- TEXT EXCERPT:
Once food is in our care we need to educate ourselves on the steps we need to take to protect ourselves from foodborne illness. In the section called retail and home we take the responsibility of protecting ourselves from bacteria using the 4 C’s of food safety, chilling, cooking, cleaning, and combating cross contamination. In this section you will find helpful websites, lessons, and activities to educate yourself and your students on the 4 C’s.
Even though our food system is as clean as it ever was. We need to protect ourselves from new pathogens and bacterial resistance to our methods of treatment. In the section titled outbreak and future technology we learn how epidemiologists can use molecular technology to trace the source of a foodborne illness outbreak.
This Sci Guide provides more than enough material and information to make a robust unit on food safety. You have many angles and ways to use this Sci guide to teach food safety along with any biological topic you cover. If you’re teaching ecology you can tie that in to the farming section. If you’re studying DNA you can relate that to the way scientist use DNA finger printing to find patterns and points of origin.
This sci-guide tackles on the importance of education on food from its sources in the farm to the end user in the marktet and on the table. We are being educated in this collection of resources on how not to judge the safety of the food we eat by the external characteristics like taste, color, etc, because one could be deceived by them.
Ronaldo Relador (Bowie, MD)
My students are starting an aquaponics system, this SciGuide has informational lessons and are relevant. Some basics that this SciGuide covers are foodborne illnesses and points of contamination and hygiene.
Some parts of this SciGuide that I utilized were: having the students research the top 12 pathogens that cause foodborne illnesses and understanding the farm-to-table continuum. These sections helped students understand the importance of hygiene and how to prevent illness.

- WORK INSTRUCTION: Copy the food safety text word for word, covering the stretch from "Some parts of" through "to prevent illness.". None of the entries that come after this text are needed for the work.

- GIVEN DATA:
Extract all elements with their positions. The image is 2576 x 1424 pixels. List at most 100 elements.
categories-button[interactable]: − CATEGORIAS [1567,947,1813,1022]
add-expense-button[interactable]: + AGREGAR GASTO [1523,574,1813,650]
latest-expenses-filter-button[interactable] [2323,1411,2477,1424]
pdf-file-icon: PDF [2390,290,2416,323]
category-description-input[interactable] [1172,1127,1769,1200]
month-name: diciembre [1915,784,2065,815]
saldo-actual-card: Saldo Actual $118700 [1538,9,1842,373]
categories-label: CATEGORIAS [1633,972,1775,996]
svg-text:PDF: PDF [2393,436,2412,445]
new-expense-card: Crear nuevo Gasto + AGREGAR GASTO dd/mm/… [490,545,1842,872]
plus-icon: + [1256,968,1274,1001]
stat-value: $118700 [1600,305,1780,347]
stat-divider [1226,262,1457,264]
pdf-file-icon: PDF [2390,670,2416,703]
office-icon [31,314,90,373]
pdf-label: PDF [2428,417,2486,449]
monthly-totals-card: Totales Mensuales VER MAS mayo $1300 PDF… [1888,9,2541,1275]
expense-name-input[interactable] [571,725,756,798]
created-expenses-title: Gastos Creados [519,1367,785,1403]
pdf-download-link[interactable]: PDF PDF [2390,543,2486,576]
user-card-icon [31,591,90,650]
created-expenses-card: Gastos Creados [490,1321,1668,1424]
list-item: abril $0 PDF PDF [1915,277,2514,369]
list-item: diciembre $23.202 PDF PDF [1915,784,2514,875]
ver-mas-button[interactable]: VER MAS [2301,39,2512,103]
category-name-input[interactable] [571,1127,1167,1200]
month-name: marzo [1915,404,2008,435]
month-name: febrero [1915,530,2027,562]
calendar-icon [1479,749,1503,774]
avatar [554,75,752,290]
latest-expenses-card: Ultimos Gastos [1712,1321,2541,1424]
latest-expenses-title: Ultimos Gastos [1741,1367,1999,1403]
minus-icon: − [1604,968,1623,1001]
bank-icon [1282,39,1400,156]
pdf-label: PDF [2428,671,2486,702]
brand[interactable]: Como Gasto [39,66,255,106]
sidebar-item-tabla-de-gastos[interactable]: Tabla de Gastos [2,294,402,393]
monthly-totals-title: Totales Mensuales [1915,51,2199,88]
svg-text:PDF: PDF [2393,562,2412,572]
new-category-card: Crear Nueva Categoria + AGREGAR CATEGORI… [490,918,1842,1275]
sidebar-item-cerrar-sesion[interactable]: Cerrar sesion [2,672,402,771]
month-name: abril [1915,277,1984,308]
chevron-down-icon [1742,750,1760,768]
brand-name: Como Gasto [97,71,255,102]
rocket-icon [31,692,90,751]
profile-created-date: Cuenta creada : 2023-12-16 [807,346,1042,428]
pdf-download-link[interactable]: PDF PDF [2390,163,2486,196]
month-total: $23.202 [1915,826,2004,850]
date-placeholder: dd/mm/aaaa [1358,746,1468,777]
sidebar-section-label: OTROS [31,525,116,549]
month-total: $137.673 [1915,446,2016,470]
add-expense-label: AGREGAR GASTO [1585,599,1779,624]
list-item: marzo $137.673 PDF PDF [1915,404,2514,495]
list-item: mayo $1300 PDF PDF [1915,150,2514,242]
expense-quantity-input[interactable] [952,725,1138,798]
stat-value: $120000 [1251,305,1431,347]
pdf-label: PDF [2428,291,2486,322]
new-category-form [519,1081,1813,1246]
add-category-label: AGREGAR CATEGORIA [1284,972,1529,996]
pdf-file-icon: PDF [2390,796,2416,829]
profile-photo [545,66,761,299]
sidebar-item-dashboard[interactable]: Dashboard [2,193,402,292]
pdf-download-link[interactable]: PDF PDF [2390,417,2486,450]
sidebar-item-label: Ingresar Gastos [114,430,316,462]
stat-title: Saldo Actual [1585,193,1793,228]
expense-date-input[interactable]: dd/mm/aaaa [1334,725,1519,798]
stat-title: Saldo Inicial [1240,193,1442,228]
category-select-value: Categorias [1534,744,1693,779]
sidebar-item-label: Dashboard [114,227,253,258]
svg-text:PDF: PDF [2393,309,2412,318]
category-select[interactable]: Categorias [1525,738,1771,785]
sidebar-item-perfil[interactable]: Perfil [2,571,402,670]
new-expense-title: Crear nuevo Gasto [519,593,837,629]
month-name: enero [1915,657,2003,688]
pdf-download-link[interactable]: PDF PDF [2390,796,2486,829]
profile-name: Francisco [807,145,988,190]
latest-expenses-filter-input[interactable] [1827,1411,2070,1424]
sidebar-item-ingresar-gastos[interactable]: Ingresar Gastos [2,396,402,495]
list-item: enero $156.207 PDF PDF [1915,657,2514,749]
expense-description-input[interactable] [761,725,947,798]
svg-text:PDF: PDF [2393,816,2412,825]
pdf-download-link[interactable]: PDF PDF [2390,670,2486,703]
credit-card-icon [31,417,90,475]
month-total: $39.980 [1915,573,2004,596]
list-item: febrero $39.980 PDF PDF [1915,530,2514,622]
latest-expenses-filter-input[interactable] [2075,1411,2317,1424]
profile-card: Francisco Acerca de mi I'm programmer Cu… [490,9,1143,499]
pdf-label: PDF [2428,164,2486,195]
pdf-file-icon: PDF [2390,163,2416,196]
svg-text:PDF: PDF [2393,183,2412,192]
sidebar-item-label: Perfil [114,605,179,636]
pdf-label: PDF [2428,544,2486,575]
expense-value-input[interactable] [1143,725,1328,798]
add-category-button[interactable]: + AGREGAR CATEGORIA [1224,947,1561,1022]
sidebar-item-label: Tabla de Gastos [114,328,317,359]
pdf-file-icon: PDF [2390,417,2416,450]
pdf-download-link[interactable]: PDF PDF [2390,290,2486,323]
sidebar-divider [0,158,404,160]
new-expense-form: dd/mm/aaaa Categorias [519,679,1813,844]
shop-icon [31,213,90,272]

- RESULT BELOW:
Some parts of this SciGuide that I utilized were: having the students research the top 12 pathogens that cause foodborne illnesses and understanding the farm-to-table continuum. These sections helped students understand the importance of hygiene and how to prevent illness.